:: Task description ::
Look through the data for the string "this". Copy every line where it is found.

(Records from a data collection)
☆ ☆ ☆ ☆ ☆ ☆ ☆

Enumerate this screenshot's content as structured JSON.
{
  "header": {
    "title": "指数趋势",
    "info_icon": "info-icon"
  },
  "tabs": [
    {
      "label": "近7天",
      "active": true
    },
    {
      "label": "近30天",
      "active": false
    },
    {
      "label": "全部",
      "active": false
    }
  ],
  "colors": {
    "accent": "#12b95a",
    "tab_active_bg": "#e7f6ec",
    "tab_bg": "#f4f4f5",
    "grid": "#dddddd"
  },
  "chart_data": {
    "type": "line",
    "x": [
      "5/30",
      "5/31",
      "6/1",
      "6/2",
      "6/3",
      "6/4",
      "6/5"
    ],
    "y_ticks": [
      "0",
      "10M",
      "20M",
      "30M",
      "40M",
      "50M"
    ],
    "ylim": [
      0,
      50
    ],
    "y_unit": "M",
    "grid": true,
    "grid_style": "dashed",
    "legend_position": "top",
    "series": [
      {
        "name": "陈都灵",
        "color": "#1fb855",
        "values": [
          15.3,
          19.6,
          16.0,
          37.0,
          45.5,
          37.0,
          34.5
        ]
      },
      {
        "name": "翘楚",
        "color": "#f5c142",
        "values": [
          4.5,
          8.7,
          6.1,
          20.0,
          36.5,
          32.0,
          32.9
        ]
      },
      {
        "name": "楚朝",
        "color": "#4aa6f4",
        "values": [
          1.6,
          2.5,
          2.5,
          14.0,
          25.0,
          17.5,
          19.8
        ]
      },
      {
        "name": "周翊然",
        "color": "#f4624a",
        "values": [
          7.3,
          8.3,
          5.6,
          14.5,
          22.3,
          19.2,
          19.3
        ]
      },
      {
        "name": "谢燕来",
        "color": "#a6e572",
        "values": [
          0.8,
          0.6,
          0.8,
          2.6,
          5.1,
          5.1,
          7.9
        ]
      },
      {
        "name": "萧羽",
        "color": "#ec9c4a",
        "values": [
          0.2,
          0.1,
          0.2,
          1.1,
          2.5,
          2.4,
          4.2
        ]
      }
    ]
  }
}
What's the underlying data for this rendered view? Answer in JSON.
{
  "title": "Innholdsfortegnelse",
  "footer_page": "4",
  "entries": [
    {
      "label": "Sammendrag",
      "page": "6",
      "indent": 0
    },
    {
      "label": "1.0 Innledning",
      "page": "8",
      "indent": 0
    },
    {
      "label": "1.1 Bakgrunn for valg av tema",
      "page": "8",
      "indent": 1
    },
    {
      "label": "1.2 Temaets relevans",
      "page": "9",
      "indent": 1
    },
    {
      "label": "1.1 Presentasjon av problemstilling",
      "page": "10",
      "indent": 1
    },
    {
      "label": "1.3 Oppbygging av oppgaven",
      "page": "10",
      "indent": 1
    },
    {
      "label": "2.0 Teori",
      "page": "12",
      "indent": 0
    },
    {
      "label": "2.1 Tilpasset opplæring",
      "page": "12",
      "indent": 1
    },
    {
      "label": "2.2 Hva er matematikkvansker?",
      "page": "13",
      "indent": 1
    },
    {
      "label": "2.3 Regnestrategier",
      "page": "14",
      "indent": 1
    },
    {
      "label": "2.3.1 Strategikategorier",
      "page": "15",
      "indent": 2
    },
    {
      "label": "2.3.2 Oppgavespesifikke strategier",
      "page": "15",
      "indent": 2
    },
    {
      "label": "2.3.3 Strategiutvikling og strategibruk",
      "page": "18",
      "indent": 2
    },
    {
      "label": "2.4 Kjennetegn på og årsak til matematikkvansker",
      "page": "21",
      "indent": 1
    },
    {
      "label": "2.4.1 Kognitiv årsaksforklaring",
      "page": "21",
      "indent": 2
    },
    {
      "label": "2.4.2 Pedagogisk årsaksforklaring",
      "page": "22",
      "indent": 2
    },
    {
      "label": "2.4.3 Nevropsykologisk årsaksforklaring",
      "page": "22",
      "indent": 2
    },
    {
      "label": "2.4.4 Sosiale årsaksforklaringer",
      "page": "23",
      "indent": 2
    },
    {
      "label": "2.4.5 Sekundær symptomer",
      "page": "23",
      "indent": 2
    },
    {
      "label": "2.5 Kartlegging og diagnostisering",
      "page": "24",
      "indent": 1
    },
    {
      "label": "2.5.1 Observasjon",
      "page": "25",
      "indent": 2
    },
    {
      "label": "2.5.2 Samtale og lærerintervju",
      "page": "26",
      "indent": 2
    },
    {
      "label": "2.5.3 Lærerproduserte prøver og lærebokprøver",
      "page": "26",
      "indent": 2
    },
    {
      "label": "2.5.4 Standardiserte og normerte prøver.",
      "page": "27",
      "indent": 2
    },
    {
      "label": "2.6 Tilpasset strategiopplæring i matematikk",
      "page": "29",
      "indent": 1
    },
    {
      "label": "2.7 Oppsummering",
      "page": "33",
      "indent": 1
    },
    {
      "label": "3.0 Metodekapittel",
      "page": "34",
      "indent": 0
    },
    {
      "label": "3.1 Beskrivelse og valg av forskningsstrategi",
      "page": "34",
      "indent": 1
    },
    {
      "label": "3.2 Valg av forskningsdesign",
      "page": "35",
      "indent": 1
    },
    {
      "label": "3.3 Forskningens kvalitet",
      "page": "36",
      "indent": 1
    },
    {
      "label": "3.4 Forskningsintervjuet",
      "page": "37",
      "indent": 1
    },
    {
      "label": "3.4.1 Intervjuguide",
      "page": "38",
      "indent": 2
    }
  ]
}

☆ ☆ ☆ ☆ ☆ ☆ ☆

:: Complete answer ::
Enumerate this screenshot's content as structured JSON.
What's the underlying data for this rendered view? Answer in JSON.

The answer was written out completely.